*Saved entries:*
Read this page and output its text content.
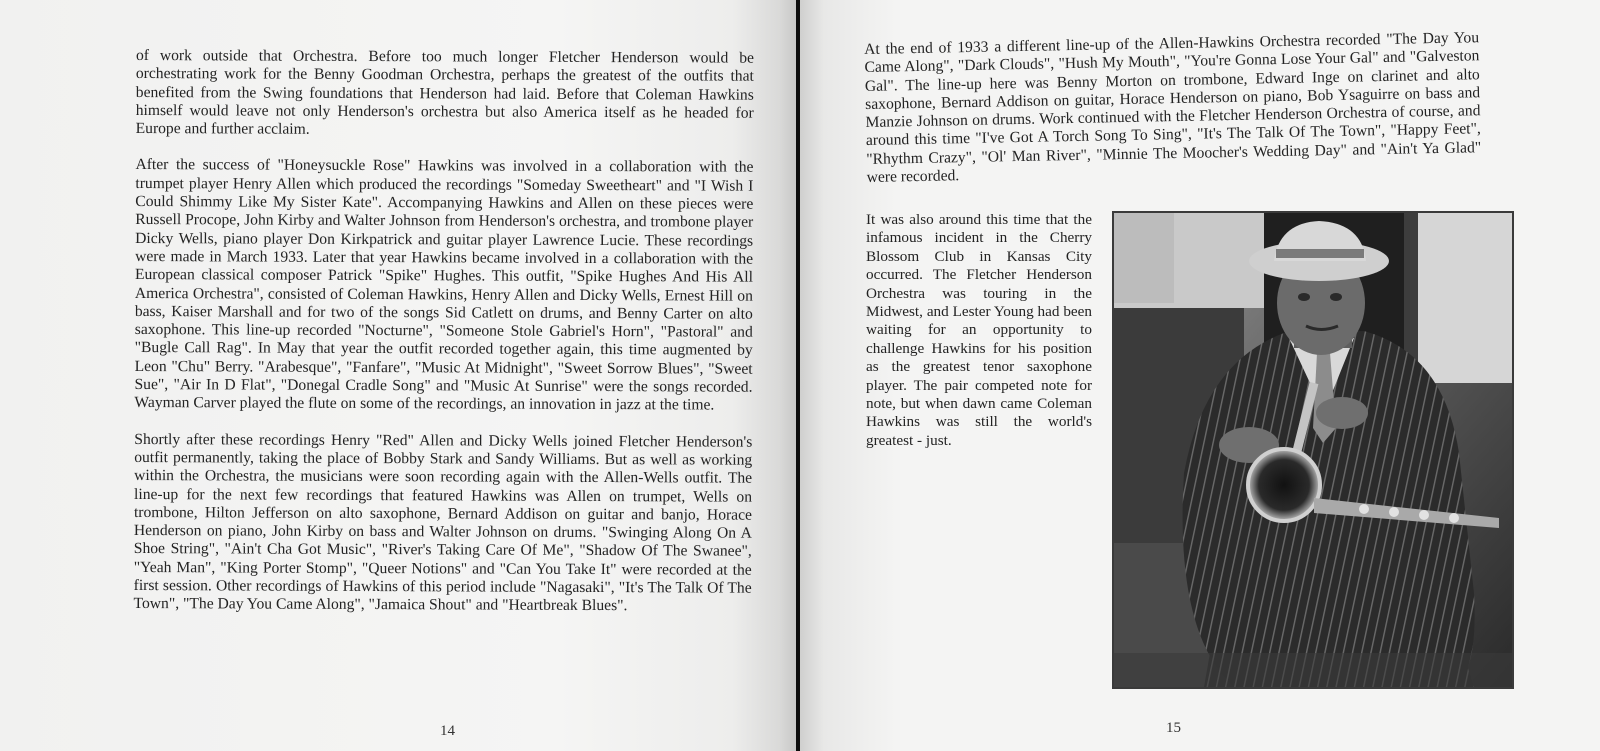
of work outside that Orchestra. Before too much longer Fletcher Henderson would be orchestrating work for the Benny Goodman Orchestra, perhaps the greatest of the outfits that benefited from the Swing foundations that Henderson had laid. Before that Coleman Hawkins himself would leave not only Henderson's orchestra but also America itself as he headed for Europe and further acclaim.

After the success of "Honeysuckle Rose" Hawkins was involved in a collaboration with the trumpet player Henry Allen which produced the recordings "Someday Sweetheart" and "I Wish I Could Shimmy Like My Sister Kate". Accompanying Hawkins and Allen on these pieces were Russell Procope, John Kirby and Walter Johnson from Henderson's orchestra, and trombone player Dicky Wells, piano player Don Kirkpatrick and guitar player Lawrence Lucie. These recordings were made in March 1933. Later that year Hawkins became involved in a collaboration with the European classical composer Patrick "Spike" Hughes. This outfit, "Spike Hughes And His All America Orchestra", consisted of Coleman Hawkins, Henry Allen and Dicky Wells, Ernest Hill on bass, Kaiser Marshall and for two of the songs Sid Catlett on drums, and Benny Carter on alto saxophone. This line-up recorded "Nocturne", "Someone Stole Gabriel's Horn", "Pastoral" and "Bugle Call Rag". In May that year the outfit recorded together again, this time augmented by Leon "Chu" Berry. "Arabesque", "Fanfare", "Music At Midnight", "Sweet Sorrow Blues", "Sweet Sue", "Air In D Flat", "Donegal Cradle Song" and "Music At Sunrise" were the songs recorded. Wayman Carver played the flute on some of the recordings, an innovation in jazz at the time.

Shortly after these recordings Henry "Red" Allen and Dicky Wells joined Fletcher Henderson's outfit permanently, taking the place of Bobby Stark and Sandy Williams. But as well as working within the Orchestra, the musicians were soon recording again with the Allen-Wells outfit. The line-up for the next few recordings that featured Hawkins was Allen on trumpet, Wells on trombone, Hilton Jefferson on alto saxophone, Bernard Addison on guitar and banjo, Horace Henderson on piano, John Kirby on bass and Walter Johnson on drums. "Swinging Along On A Shoe String", "Ain't Cha Got Music", "River's Taking Care Of Me", "Shadow Of The Swanee", "Yeah Man", "King Porter Stomp", "Queer Notions" and "Can You Take It" were recorded at the first session. Other recordings of Hawkins of this period include "Nagasaki", "It's The Talk Of The Town", "The Day You Came Along", "Jamaica Shout" and "Heartbreak Blues".

14
At the end of 1933 a different line-up of the Allen-Hawkins Orchestra recorded "The Day You Came Along", "Dark Clouds", "Hush My Mouth", "You're Gonna Lose Your Gal" and "Galveston Gal". The line-up here was Benny Morton on trombone, Edward Inge on clarinet and alto saxophone, Bernard Addison on guitar, Horace Henderson on piano, Bob Ysaguirre on bass and Manzie Johnson on drums. Work continued with the Fletcher Henderson Orchestra of course, and around this time "I've Got A Torch Song To Sing", "It's The Talk Of The Town", "Happy Feet", "Rhythm Crazy", "Ol' Man River", "Minnie The Moocher's Wedding Day" and "Ain't Ya Glad" were recorded.
It was also around this time that the infamous incident in the Cherry Blossom Club in Kansas City occurred. The Fletcher Henderson Orchestra was touring in the Midwest, and Lester Young had been waiting for an opportunity to challenge Hawkins for his position as the greatest tenor saxophone player. The pair competed note for note, but when dawn came Coleman Hawkins was still the world's greatest - just.
15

*WORK REQUIRED:*
Your copy should match the entries exactly, minus the pictures.

*FINISHED EXERCISE:*
Read this page and output its text content.
of work outside that Orchestra. Before too much longer Fletcher Henderson would be orchestrating work for the Benny Goodman Orchestra, perhaps the greatest of the outfits that benefited from the Swing foundations that Henderson had laid. Before that Coleman Hawkins himself would leave not only Henderson's orchestra but also America itself as he headed for Europe and further acclaim.

After the success of "Honeysuckle Rose" Hawkins was involved in a collaboration with the trumpet player Henry Allen which produced the recordings "Someday Sweetheart" and "I Wish I Could Shimmy Like My Sister Kate". Accompanying Hawkins and Allen on these pieces were Russell Procope, John Kirby and Walter Johnson from Henderson's orchestra, and trombone player Dicky Wells, piano player Don Kirkpatrick and guitar player Lawrence Lucie. These recordings were made in March 1933. Later that year Hawkins became involved in a collaboration with the European classical composer Patrick "Spike" Hughes. This outfit, "Spike Hughes And His All America Orchestra", consisted of Coleman Hawkins, Henry Allen and Dicky Wells, Ernest Hill on bass, Kaiser Marshall and for two of the songs Sid Catlett on drums, and Benny Carter on alto saxophone. This line-up recorded "Nocturne", "Someone Stole Gabriel's Horn", "Pastoral" and "Bugle Call Rag". In May that year the outfit recorded together again, this time augmented by Leon "Chu" Berry. "Arabesque", "Fanfare", "Music At Midnight", "Sweet Sorrow Blues", "Sweet Sue", "Air In D Flat", "Donegal Cradle Song" and "Music At Sunrise" were the songs recorded. Wayman Carver played the flute on some of the recordings, an innovation in jazz at the time.

Shortly after these recordings Henry "Red" Allen and Dicky Wells joined Fletcher Henderson's outfit permanently, taking the place of Bobby Stark and Sandy Williams. But as well as working within the Orchestra, the musicians were soon recording again with the Allen-Wells outfit. The line-up for the next few recordings that featured Hawkins was Allen on trumpet, Wells on trombone, Hilton Jefferson on alto saxophone, Bernard Addison on guitar and banjo, Horace Henderson on piano, John Kirby on bass and Walter Johnson on drums. "Swinging Along On A Shoe String", "Ain't Cha Got Music", "River's Taking Care Of Me", "Shadow Of The Swanee", "Yeah Man", "King Porter Stomp", "Queer Notions" and "Can You Take It" were recorded at the first session. Other recordings of Hawkins of this period include "Nagasaki", "It's The Talk Of The Town", "The Day You Came Along", "Jamaica Shout" and "Heartbreak Blues".

14
At the end of 1933 a different line-up of the Allen-Hawkins Orchestra recorded "The Day You Came Along", "Dark Clouds", "Hush My Mouth", "You're Gonna Lose Your Gal" and "Galveston Gal". The line-up here was Benny Morton on trombone, Edward Inge on clarinet and alto saxophone, Bernard Addison on guitar, Horace Henderson on piano, Bob Ysaguirre on bass and Manzie Johnson on drums. Work continued with the Fletcher Henderson Orchestra of course, and around this time "I've Got A Torch Song To Sing", "It's The Talk Of The Town", "Happy Feet", "Rhythm Crazy", "Ol' Man River", "Minnie The Moocher's Wedding Day" and "Ain't Ya Glad" were recorded.
It was also around this time that the infamous incident in the Cherry Blossom Club in Kansas City occurred. The Fletcher Henderson Orchestra was touring in the Midwest, and Lester Young had been waiting for an opportunity to challenge Hawkins for his position as the greatest tenor saxophone player. The pair competed note for note, but when dawn came Coleman Hawkins was still the world's greatest - just.
15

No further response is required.